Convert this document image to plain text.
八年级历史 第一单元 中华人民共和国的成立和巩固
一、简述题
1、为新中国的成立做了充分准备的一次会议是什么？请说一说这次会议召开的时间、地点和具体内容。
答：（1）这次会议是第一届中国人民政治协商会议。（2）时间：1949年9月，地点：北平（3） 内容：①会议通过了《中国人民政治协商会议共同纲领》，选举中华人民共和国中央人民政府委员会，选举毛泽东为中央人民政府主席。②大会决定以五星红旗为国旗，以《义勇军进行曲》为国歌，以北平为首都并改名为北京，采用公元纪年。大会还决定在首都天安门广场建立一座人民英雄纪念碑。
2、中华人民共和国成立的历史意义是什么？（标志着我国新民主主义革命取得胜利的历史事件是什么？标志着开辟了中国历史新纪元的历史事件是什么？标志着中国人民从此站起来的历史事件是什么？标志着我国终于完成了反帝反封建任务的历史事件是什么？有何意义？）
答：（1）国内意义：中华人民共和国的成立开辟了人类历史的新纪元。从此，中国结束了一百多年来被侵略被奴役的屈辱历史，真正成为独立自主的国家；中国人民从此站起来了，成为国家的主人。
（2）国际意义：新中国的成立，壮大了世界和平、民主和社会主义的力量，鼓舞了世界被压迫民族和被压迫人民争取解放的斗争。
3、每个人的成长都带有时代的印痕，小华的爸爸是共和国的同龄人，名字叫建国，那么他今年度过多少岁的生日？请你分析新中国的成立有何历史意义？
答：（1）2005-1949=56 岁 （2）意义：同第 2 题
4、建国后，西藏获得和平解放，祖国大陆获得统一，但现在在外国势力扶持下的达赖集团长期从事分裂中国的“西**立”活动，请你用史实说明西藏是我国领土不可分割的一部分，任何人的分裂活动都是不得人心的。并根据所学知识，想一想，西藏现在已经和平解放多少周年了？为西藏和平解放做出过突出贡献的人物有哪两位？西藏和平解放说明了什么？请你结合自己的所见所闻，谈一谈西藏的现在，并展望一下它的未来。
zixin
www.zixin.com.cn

To do:
Write the listing out again, exactly as it reads.

Solution to this exercise:
Convert this document image to plain text.
八年级历史 第一单元 中华人民共和国的成立和巩固
一、简述题
1、为新中国的成立做了充分准备的一次会议是什么？请说一说这次会议召开的时间、地点和具体内容。
答：（1）这次会议是第一届中国人民政治协商会议。（2）时间：1949年9月，地点：北平（3） 内容：①会议通过了《中国人民政治协商会议共同纲领》，选举中华人民共和国中央人民政府委员会，选举毛泽东为中央人民政府主席。②大会决定以五星红旗为国旗，以《义勇军进行曲》为国歌，以北平为首都并改名为北京，采用公元纪年。大会还决定在首都天安门广场建立一座人民英雄纪念碑。
2、中华人民共和国成立的历史意义是什么？（标志着我国新民主主义革命取得胜利的历史事件是什么？标志着开辟了中国历史新纪元的历史事件是什么？标志着中国人民从此站起来的历史事件是什么？标志着我国终于完成了反帝反封建任务的历史事件是什么？有何意义？）
答：（1）国内意义：中华人民共和国的成立开辟了人类历史的新纪元。从此，中国结束了一百多年来被侵略被奴役的屈辱历史，真正成为独立自主的国家；中国人民从此站起来了，成为国家的主人。
（2）国际意义：新中国的成立，壮大了世界和平、民主和社会主义的力量，鼓舞了世界被压迫民族和被压迫人民争取解放的斗争。
3、每个人的成长都带有时代的印痕，小华的爸爸是共和国的同龄人，名字叫建国，那么他今年度过多少岁的生日？请你分析新中国的成立有何历史意义？
答：（1）2005-1949=56 岁 （2）意义：同第 2 题
4、建国后，西藏获得和平解放，祖国大陆获得统一，但现在在外国势力扶持下的达赖集团长期从事分裂中国的“西**立”活动，请你用史实说明西藏是我国领土不可分割的一部分，任何人的分裂活动都是不得人心的。并根据所学知识，想一想，西藏现在已经和平解放多少周年了？为西藏和平解放做出过突出贡献的人物有哪两位？西藏和平解放说明了什么？请你结合自己的所见所闻，谈一谈西藏的现在，并展望一下它的未来。
zixin
www.zixin.com.cn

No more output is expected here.